[START Records provided]
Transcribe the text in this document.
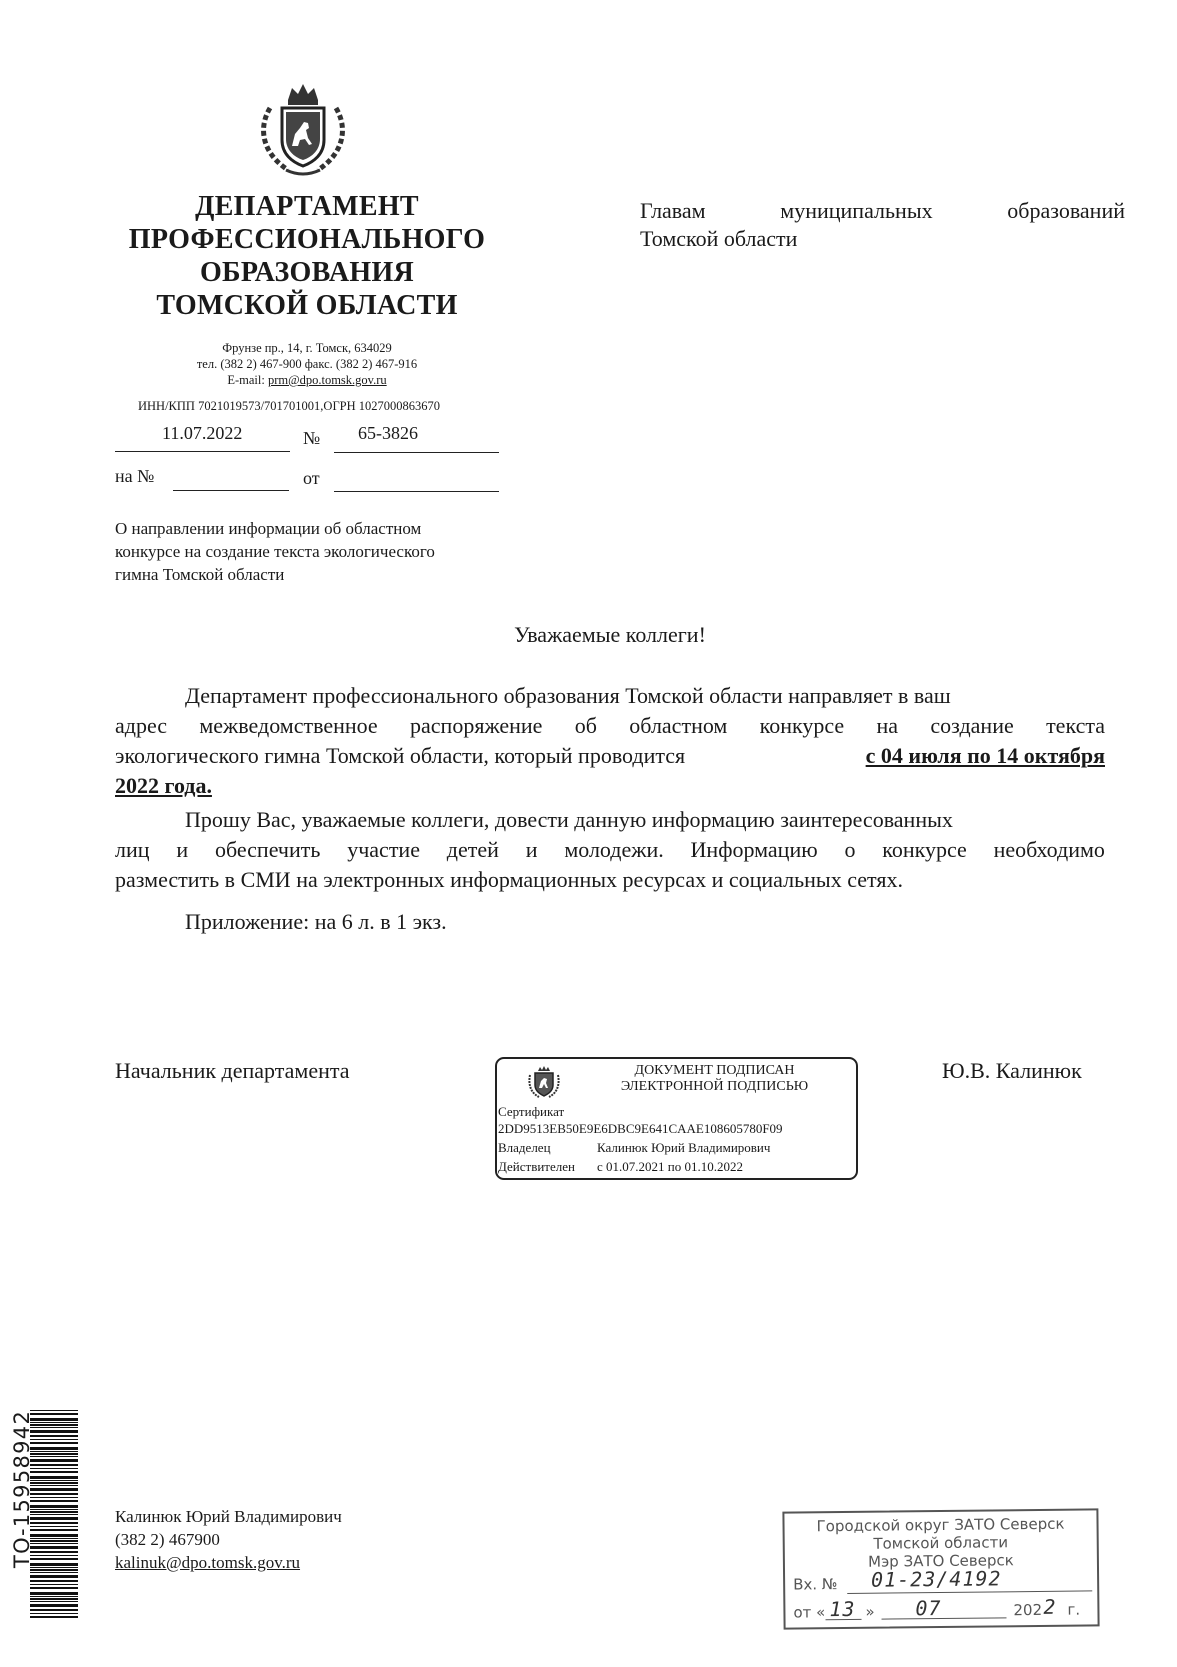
ДЕПАРТАМЕНТ
ПРОФЕССИОНАЛЬНОГО
ОБРАЗОВАНИЯ
ТОМСКОЙ ОБЛАСТИ
Фрунзе пр., 14, г. Томск, 634029
тел. (382 2) 467-900 факс. (382 2) 467-916
E-mail: prm@dpo.tomsk.gov.ru
ИНН/КПП 7021019573/701701001,ОГРН 1027000863670
11.07.2022	№ 65-3826
на №	от
Главам	муниципальных	образований
Томской области
О направлении информации об областном
конкурсе на создание текста экологического
гимна Томской области
Уважаемые коллеги!
Департамент профессионального образования Томской области направляет в ваш
адрес межведомственное распоряжение об областном конкурсе на создание текста
экологического гимна Томской области, который проводится	с 04 июля по 14 октября
2022 года.
Прошу Вас, уважаемые коллеги, довести данную информацию заинтересованных
лиц и обеспечить участие детей и молодежи. Информацию о конкурсе необходимо
разместить в СМИ на электронных информационных ресурсах и социальных сетях.
Приложение: на 6 л. в 1 экз.
Начальник департамента	Ю.В. Калинюк
ДОКУМЕНТ ПОДПИСАН
ЭЛЕКТРОННОЙ ПОДПИСЬЮ
Сертификат
2DD9513EB50E9E6DBC9E641CAAE108605780F09
Владелец	Калинюк Юрий Владимирович
Действителен с 01.07.2021 по 01.10.2022
Калинюк Юрий Владимирович
(382 2) 467900
kalinuk@dpo.tomsk.gov.ru
ТО-15958942	Городской округ ЗАТО Северск
Томской области
Мэр ЗАТО Северск
Вх. № 01-23/4192
от « 13 » 07	202 2 г.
[END Records provided]
- [Problem]: All of the data above should be transcribed verbatim, with pictures omitted.

- [Answer]:
Transcribe the text in this document.
ДЕПАРТАМЕНТ
ПРОФЕССИОНАЛЬНОГО
ОБРАЗОВАНИЯ
ТОМСКОЙ ОБЛАСТИ
Фрунзе пр., 14, г. Томск, 634029
тел. (382 2) 467-900 факс. (382 2) 467-916
E-mail: prm@dpo.tomsk.gov.ru
ИНН/КПП 7021019573/701701001,ОГРН 1027000863670
11.07.2022	№ 65-3826
на №	от
Главам	муниципальных	образований
Томской области
О направлении информации об областном
конкурсе на создание текста экологического
гимна Томской области
Уважаемые коллеги!
Департамент профессионального образования Томской области направляет в ваш
адрес межведомственное распоряжение об областном конкурсе на создание текста
экологического гимна Томской области, который проводится	с 04 июля по 14 октября
2022 года.
Прошу Вас, уважаемые коллеги, довести данную информацию заинтересованных
лиц и обеспечить участие детей и молодежи. Информацию о конкурсе необходимо
разместить в СМИ на электронных информационных ресурсах и социальных сетях.
Приложение: на 6 л. в 1 экз.
Начальник департамента	Ю.В. Калинюк
ДОКУМЕНТ ПОДПИСАН
ЭЛЕКТРОННОЙ ПОДПИСЬЮ
Сертификат
2DD9513EB50E9E6DBC9E641CAAE108605780F09
Владелец	Калинюк Юрий Владимирович
Действителен с 01.07.2021 по 01.10.2022
Калинюк Юрий Владимирович
(382 2) 467900
kalinuk@dpo.tomsk.gov.ru
ТО-15958942	Городской округ ЗАТО Северск
Томской области
Мэр ЗАТО Северск
Вх. № 01-23/4192
от « 13 » 07	202 2 г.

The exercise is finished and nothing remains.